### [Directions]
Reproduce the material word for word, from its first line down through the line containing "x-axis-labels: 英国 美国". Include both of those lines and nothing past the second.
--- Begin Supplied information ---
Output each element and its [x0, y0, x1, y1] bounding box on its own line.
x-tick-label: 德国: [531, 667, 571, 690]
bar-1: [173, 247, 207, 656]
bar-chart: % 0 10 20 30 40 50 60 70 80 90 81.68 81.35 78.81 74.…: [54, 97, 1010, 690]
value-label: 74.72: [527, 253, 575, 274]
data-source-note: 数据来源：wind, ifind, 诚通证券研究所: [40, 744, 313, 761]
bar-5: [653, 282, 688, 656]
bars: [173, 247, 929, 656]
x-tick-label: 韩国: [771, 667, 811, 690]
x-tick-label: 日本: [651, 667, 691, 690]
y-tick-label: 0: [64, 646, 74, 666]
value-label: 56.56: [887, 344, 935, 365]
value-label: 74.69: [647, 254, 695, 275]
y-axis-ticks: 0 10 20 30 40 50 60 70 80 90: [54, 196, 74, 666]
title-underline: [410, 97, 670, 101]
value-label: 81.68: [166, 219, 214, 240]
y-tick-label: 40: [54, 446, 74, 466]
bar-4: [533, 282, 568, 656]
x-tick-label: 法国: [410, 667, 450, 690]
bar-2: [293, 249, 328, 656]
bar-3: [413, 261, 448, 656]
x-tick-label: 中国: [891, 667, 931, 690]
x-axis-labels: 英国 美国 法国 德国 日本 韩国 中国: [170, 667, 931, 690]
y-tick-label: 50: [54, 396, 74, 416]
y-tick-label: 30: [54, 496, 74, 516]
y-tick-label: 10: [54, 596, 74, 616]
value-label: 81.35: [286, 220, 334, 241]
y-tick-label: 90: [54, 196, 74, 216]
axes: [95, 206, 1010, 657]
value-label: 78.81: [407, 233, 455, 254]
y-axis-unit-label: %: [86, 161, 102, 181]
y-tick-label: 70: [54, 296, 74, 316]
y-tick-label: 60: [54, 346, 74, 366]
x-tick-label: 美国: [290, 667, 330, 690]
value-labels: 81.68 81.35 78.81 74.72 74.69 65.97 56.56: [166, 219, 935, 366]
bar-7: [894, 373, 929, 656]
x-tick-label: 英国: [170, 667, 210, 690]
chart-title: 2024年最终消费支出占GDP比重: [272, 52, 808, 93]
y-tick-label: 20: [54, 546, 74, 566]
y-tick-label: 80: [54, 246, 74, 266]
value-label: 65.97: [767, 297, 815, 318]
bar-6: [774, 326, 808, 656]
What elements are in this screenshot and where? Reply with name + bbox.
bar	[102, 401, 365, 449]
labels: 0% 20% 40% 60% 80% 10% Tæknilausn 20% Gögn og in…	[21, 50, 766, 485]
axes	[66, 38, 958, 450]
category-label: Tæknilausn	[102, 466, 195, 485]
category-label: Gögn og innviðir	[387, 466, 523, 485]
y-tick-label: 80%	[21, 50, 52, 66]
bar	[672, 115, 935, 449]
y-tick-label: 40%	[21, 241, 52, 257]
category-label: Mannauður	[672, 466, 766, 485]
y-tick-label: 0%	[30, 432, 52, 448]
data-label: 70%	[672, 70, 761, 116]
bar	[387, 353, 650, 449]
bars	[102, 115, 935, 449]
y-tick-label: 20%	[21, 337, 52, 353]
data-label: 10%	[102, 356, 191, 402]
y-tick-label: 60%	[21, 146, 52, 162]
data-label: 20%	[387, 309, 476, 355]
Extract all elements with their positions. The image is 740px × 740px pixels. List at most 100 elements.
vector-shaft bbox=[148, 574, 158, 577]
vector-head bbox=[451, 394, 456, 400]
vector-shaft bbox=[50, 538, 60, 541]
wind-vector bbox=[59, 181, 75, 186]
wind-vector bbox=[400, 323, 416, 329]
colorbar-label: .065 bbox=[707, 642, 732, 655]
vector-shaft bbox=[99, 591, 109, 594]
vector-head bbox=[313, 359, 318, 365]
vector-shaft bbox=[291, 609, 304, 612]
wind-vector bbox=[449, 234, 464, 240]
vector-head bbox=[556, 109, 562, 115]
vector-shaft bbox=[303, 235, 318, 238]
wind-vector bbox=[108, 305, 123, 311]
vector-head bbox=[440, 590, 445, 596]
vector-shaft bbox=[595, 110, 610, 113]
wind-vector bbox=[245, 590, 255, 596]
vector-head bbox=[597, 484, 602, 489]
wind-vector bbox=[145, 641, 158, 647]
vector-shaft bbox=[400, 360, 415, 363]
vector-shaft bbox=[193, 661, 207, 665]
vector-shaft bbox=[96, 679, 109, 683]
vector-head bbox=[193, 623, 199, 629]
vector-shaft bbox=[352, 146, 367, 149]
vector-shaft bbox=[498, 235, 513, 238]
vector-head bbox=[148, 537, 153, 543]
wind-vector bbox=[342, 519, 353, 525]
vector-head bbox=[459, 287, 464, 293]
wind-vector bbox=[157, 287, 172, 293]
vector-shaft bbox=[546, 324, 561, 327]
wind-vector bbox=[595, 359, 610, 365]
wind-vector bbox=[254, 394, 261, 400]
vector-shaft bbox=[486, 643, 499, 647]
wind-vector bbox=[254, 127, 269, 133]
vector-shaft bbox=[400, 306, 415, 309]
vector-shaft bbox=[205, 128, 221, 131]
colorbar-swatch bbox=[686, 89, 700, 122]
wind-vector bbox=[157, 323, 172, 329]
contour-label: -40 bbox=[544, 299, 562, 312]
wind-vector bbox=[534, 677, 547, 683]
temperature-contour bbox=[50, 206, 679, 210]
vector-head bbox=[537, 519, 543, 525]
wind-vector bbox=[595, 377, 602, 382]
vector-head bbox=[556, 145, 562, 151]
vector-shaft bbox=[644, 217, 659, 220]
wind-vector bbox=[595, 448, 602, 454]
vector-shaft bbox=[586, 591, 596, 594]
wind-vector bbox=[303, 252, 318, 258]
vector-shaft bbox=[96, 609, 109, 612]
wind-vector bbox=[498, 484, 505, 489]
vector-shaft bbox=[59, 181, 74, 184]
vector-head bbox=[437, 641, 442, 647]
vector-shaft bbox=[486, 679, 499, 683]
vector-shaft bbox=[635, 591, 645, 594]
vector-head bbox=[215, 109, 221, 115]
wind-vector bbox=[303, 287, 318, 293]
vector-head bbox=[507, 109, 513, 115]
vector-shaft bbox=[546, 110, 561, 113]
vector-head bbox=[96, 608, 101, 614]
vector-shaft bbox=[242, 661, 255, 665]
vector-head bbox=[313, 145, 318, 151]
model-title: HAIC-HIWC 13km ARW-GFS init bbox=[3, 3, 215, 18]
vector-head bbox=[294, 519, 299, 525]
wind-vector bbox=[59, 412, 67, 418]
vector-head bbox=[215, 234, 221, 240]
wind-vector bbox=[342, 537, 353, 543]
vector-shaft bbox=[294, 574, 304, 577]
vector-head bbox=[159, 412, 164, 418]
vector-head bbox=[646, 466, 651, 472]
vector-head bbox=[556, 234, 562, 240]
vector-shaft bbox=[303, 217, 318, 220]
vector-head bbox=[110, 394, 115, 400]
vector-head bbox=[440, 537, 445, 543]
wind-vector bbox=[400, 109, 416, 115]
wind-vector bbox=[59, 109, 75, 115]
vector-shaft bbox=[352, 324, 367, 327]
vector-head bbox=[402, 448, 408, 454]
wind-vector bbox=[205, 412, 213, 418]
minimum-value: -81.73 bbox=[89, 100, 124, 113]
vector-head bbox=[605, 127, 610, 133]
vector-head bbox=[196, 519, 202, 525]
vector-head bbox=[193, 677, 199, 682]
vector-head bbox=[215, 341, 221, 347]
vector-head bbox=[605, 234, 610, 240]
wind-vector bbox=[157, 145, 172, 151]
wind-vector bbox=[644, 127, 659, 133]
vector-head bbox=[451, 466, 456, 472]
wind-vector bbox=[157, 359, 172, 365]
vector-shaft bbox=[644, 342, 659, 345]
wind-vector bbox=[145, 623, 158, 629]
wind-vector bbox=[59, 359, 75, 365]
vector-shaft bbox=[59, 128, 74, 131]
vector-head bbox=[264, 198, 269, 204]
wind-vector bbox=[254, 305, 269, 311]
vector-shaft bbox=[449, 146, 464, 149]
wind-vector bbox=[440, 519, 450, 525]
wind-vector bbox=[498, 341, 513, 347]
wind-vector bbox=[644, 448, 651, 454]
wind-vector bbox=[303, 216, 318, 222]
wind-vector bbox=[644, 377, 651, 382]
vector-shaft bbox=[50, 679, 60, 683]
--- End Supplied information ---
### [Full response]
Output each element and its [x0, y0, x1, y1] bounding box on its own line.
x-tick-label: 德国: [531, 667, 571, 690]
bar-1: [173, 247, 207, 656]
bar-chart: % 0 10 20 30 40 50 60 70 80 90 81.68 81.35 78.81 74.…: [54, 97, 1010, 690]
value-label: 74.72: [527, 253, 575, 274]
data-source-note: 数据来源：wind, ifind, 诚通证券研究所: [40, 744, 313, 761]
bar-5: [653, 282, 688, 656]
bars: [173, 247, 929, 656]
x-tick-label: 韩国: [771, 667, 811, 690]
x-tick-label: 日本: [651, 667, 691, 690]
y-tick-label: 0: [64, 646, 74, 666]
value-label: 56.56: [887, 344, 935, 365]
value-label: 74.69: [647, 254, 695, 275]
y-axis-ticks: 0 10 20 30 40 50 60 70 80 90: [54, 196, 74, 666]
title-underline: [410, 97, 670, 101]
value-label: 81.68: [166, 219, 214, 240]
y-tick-label: 40: [54, 446, 74, 466]
bar-4: [533, 282, 568, 656]
x-tick-label: 法国: [410, 667, 450, 690]
bar-2: [293, 249, 328, 656]
bar-3: [413, 261, 448, 656]
x-tick-label: 中国: [891, 667, 931, 690]
x-axis-labels: 英国 美国 法国 德国 日本 韩国 中国: [170, 667, 931, 690]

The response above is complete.